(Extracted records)
========

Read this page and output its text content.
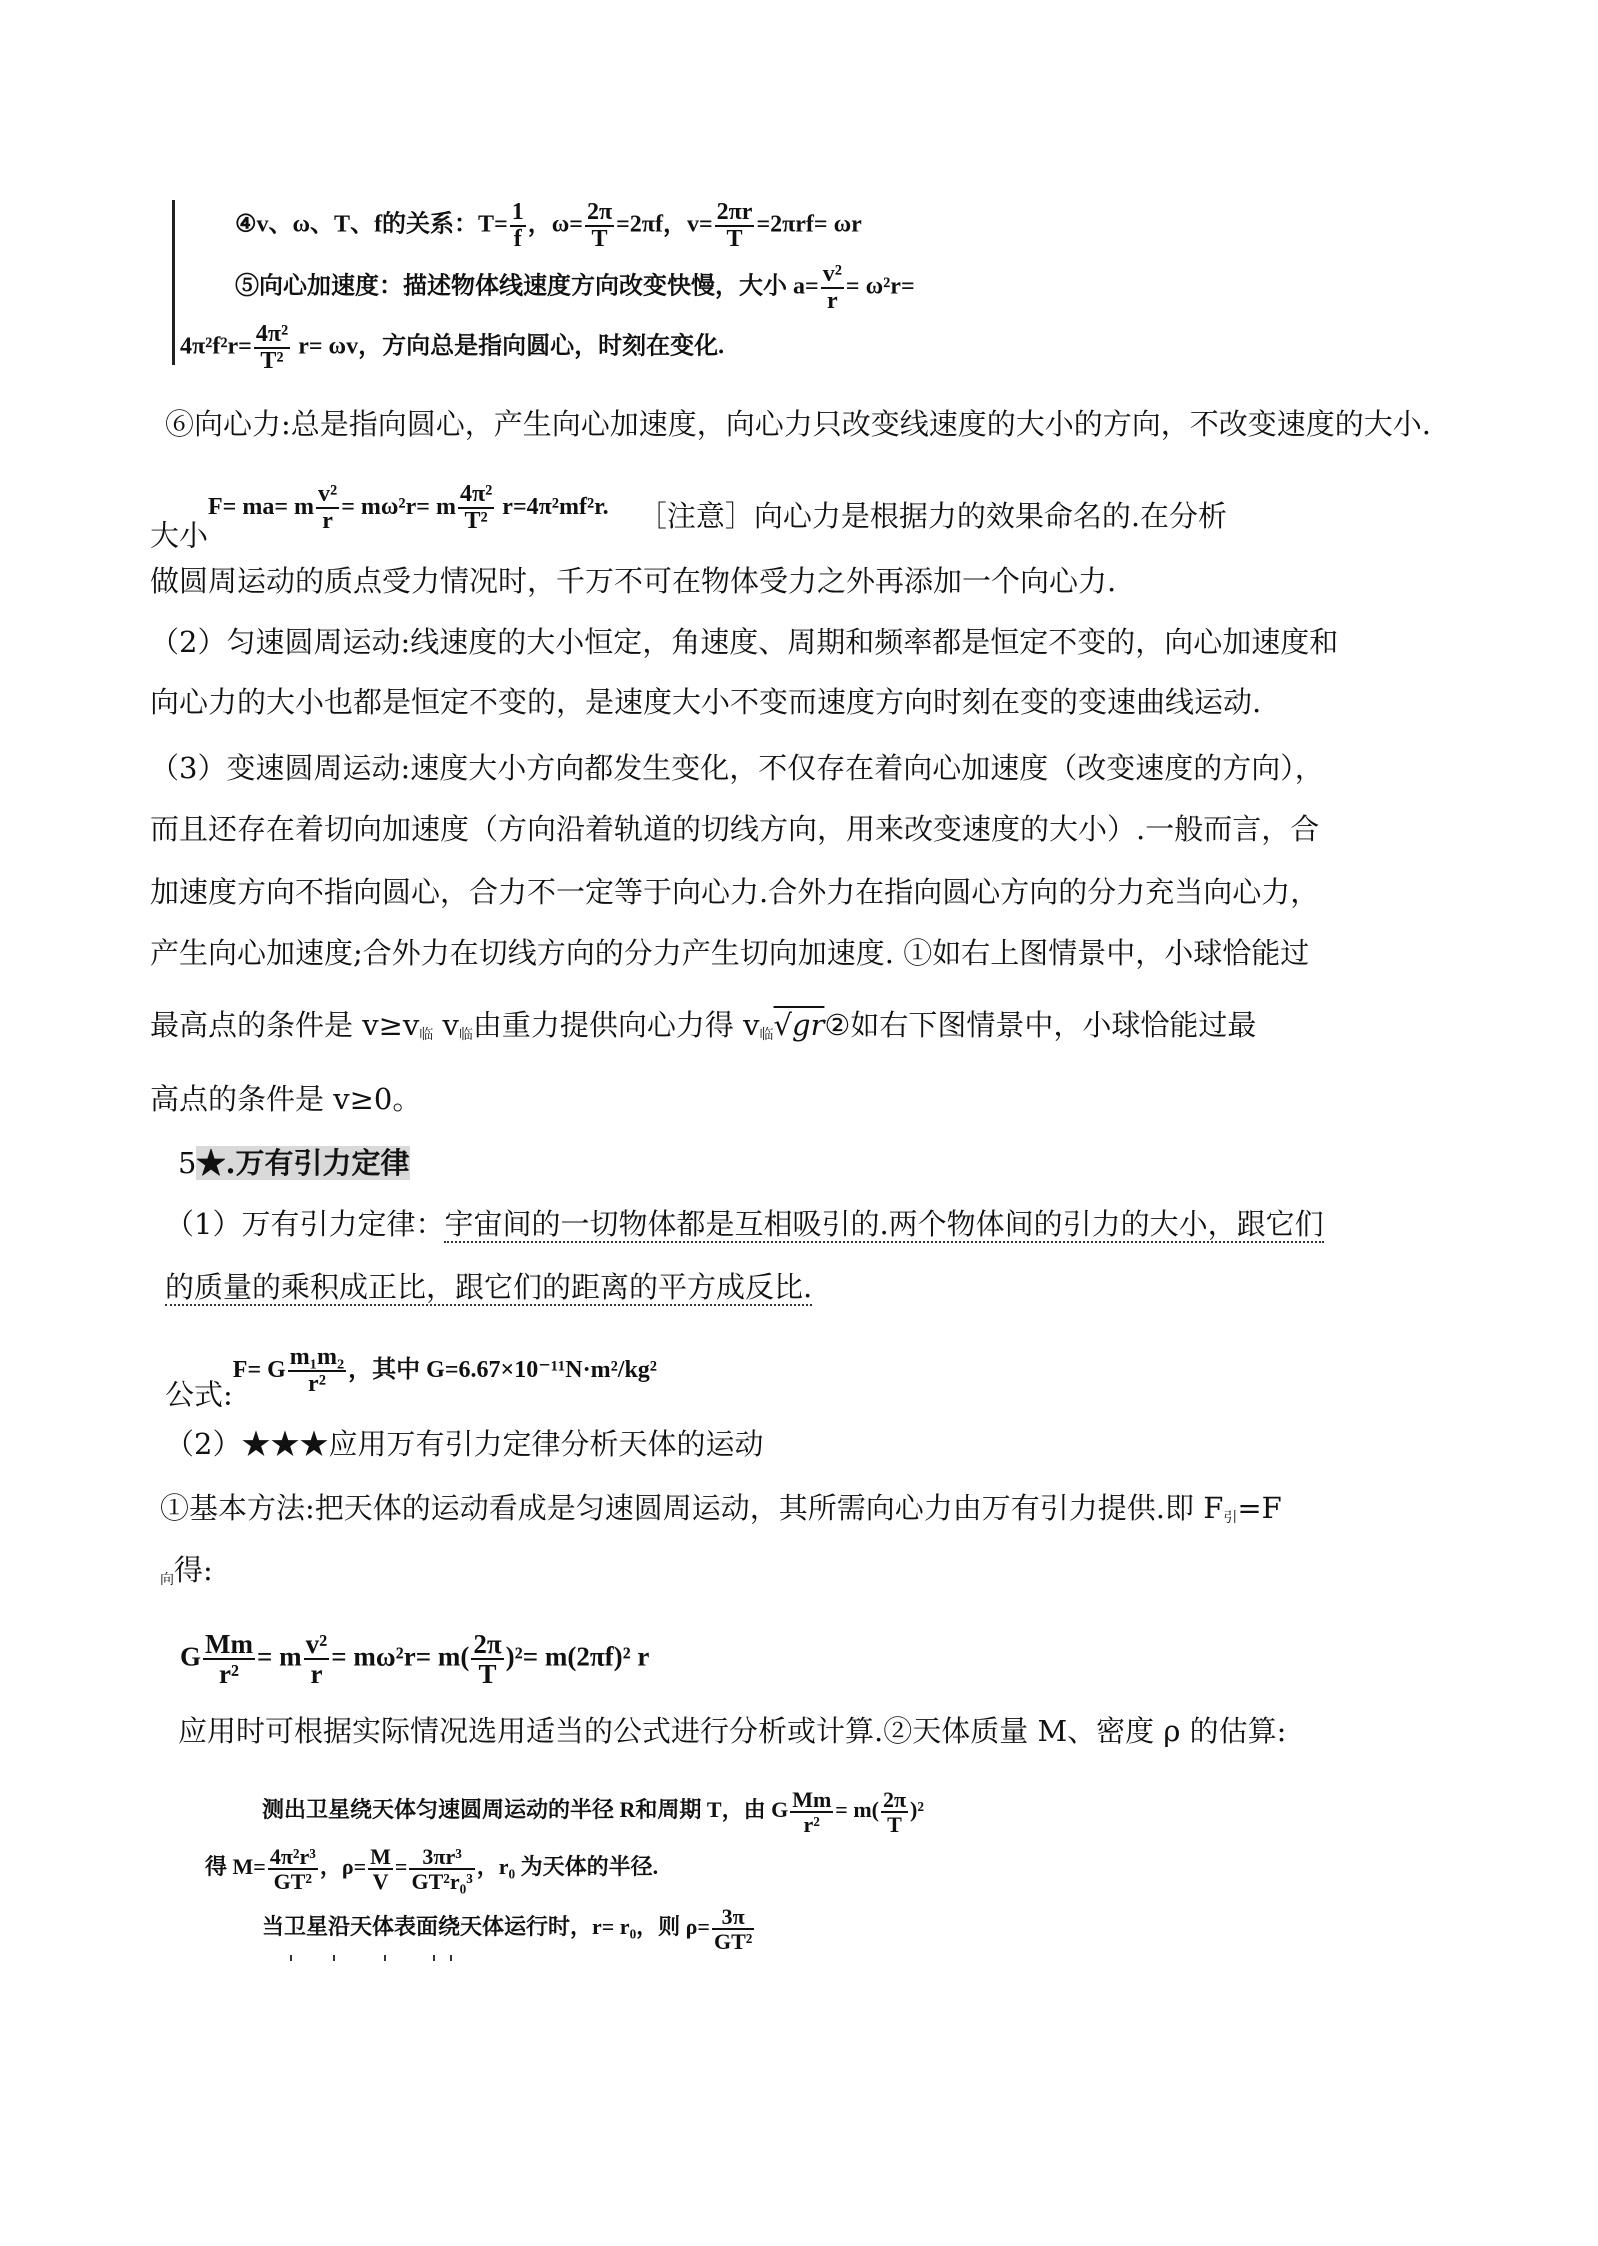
④v、ω、T、f的关系：$T= \frac{1}{f}$ ，$\omega= \frac{2\pi}{T} =2\pi f$，$v= \frac{2\pi r}{T} =2\pi rf= \omega r$
⑤向心加速度：描述物体线速度方向改变快慢，大小 $a= \frac{\text{v²}}{r} = \omega^2r=$
$4\pi^2f^2r= \frac{\text{4π²}}{\text{T²}} r= \omega v$，方向总是指向圆心，时刻在变化.
⑥向心力:总是指向圆心，产生向心加速度，向心力只改变线速度的大小的方向，不改变速度的大小.
大小$^{F= ma= m \frac{\text{v²}}{r} = m\omega^2r= m \frac{\text{4π²}}{\text{T²}} r=4\pi^2mf^2r.}$ ［注意］向心力是根据力的效果命名的.在分析
做圆周运动的质点受力情况时，千万不可在物体受力之外再添加一个向心力.
（2）匀速圆周运动:线速度的大小恒定，角速度、周期和频率都是恒定不变的，向心加速度和
向心力的大小也都是恒定不变的，是速度大小不变而速度方向时刻在变的变速曲线运动.
（3）变速圆周运动:速度大小方向都发生变化，不仅存在着向心加速度（改变速度的方向），
而且还存在着切向加速度（方向沿着轨道的切线方向，用来改变速度的大小）.一般而言，合
加速度方向不指向圆心，合力不一定等于向心力.合外力在指向圆心方向的分力充当向心力，
产生向心加速度;合外力在切线方向的分力产生切向加速度. ①如右上图情景中，小球恰能过
最高点的条件是 $v\ge v_临$ $v_临$由重力提供向心力得 $v_临√gr②$如右下图情景中，小球恰能过最
高点的条件是 v≥0。
5★.万有引力定律
（1）万有引力定律：宇宙间的一切物体都是互相吸引的.两个物体间的引力的大小，跟它们
的质量的乘积成正比，跟它们的距离的平方成反比.
公式:$^{F= G \frac{\text{m₁m₂}}{\text{r²}} ,其中 G=6.67\times 10^{-11}N\cdot m^2/kg^2}$
（2）★★★应用万有引力定律分析天体的运动
①基本方法:把天体的运动看成是匀速圆周运动，其所需向心力由万有引力提供.即 $F_引=F$
$_向$得:
G $\frac{Mm}{\text{r²}} = m \frac{\text{v²}}{r} = m\omega^2r= m( \frac{2\pi}{T} )^2= m(2\pi f)^2$ r
应用时可根据实际情况选用适当的公式进行分析或计算.②天体质量 M、密度 ρ 的估算:
测出卫星绕天体匀速圆周运动的半径 R和周期 T，由 G $\frac{Mm}{\text{r²}} = m( \frac{2\pi}{T} )^2$
得 $M= \frac{\text{4π²r³}}{\text{GT²}}$ ，$\rho= \frac{M}{V} = \frac{\text{3πr³}}{\text{GT²r₀³}}$ ，r₀ 为天体的半径.
当卫星沿天体表面绕天体运行时，r= r₀，则 $\rho= \frac{3\pi}{\text{GT²}}$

========

REQUIRED TASK: All records should be output exactly, with the pictures left out.

THE SOLUTION:
Read this page and output its text content.
④v、ω、T、f的关系：$T= \frac{1}{f}$ ，$\omega= \frac{2\pi}{T} =2\pi f$，$v= \frac{2\pi r}{T} =2\pi rf= \omega r$
⑤向心加速度：描述物体线速度方向改变快慢，大小 $a= \frac{\text{v²}}{r} = \omega^2r=$
$4\pi^2f^2r= \frac{\text{4π²}}{\text{T²}} r= \omega v$，方向总是指向圆心，时刻在变化.
⑥向心力:总是指向圆心，产生向心加速度，向心力只改变线速度的大小的方向，不改变速度的大小.
大小$^{F= ma= m \frac{\text{v²}}{r} = m\omega^2r= m \frac{\text{4π²}}{\text{T²}} r=4\pi^2mf^2r.}$ ［注意］向心力是根据力的效果命名的.在分析
做圆周运动的质点受力情况时，千万不可在物体受力之外再添加一个向心力.
（2）匀速圆周运动:线速度的大小恒定，角速度、周期和频率都是恒定不变的，向心加速度和
向心力的大小也都是恒定不变的，是速度大小不变而速度方向时刻在变的变速曲线运动.
（3）变速圆周运动:速度大小方向都发生变化，不仅存在着向心加速度（改变速度的方向），
而且还存在着切向加速度（方向沿着轨道的切线方向，用来改变速度的大小）.一般而言，合
加速度方向不指向圆心，合力不一定等于向心力.合外力在指向圆心方向的分力充当向心力，
产生向心加速度;合外力在切线方向的分力产生切向加速度. ①如右上图情景中，小球恰能过
最高点的条件是 $v\ge v_临$ $v_临$由重力提供向心力得 $v_临√gr②$如右下图情景中，小球恰能过最
高点的条件是 v≥0。
5★.万有引力定律
（1）万有引力定律：宇宙间的一切物体都是互相吸引的.两个物体间的引力的大小，跟它们
的质量的乘积成正比，跟它们的距离的平方成反比.
公式:$^{F= G \frac{\text{m₁m₂}}{\text{r²}} ,其中 G=6.67\times 10^{-11}N\cdot m^2/kg^2}$
（2）★★★应用万有引力定律分析天体的运动
①基本方法:把天体的运动看成是匀速圆周运动，其所需向心力由万有引力提供.即 $F_引=F$
$_向$得:
G $\frac{Mm}{\text{r²}} = m \frac{\text{v²}}{r} = m\omega^2r= m( \frac{2\pi}{T} )^2= m(2\pi f)^2$ r
应用时可根据实际情况选用适当的公式进行分析或计算.②天体质量 M、密度 ρ 的估算:
测出卫星绕天体匀速圆周运动的半径 R和周期 T，由 G $\frac{Mm}{\text{r²}} = m( \frac{2\pi}{T} )^2$
得 $M= \frac{\text{4π²r³}}{\text{GT²}}$ ，$\rho= \frac{M}{V} = \frac{\text{3πr³}}{\text{GT²r₀³}}$ ，r₀ 为天体的半径.
当卫星沿天体表面绕天体运行时，r= r₀，则 $\rho= \frac{3\pi}{\text{GT²}}$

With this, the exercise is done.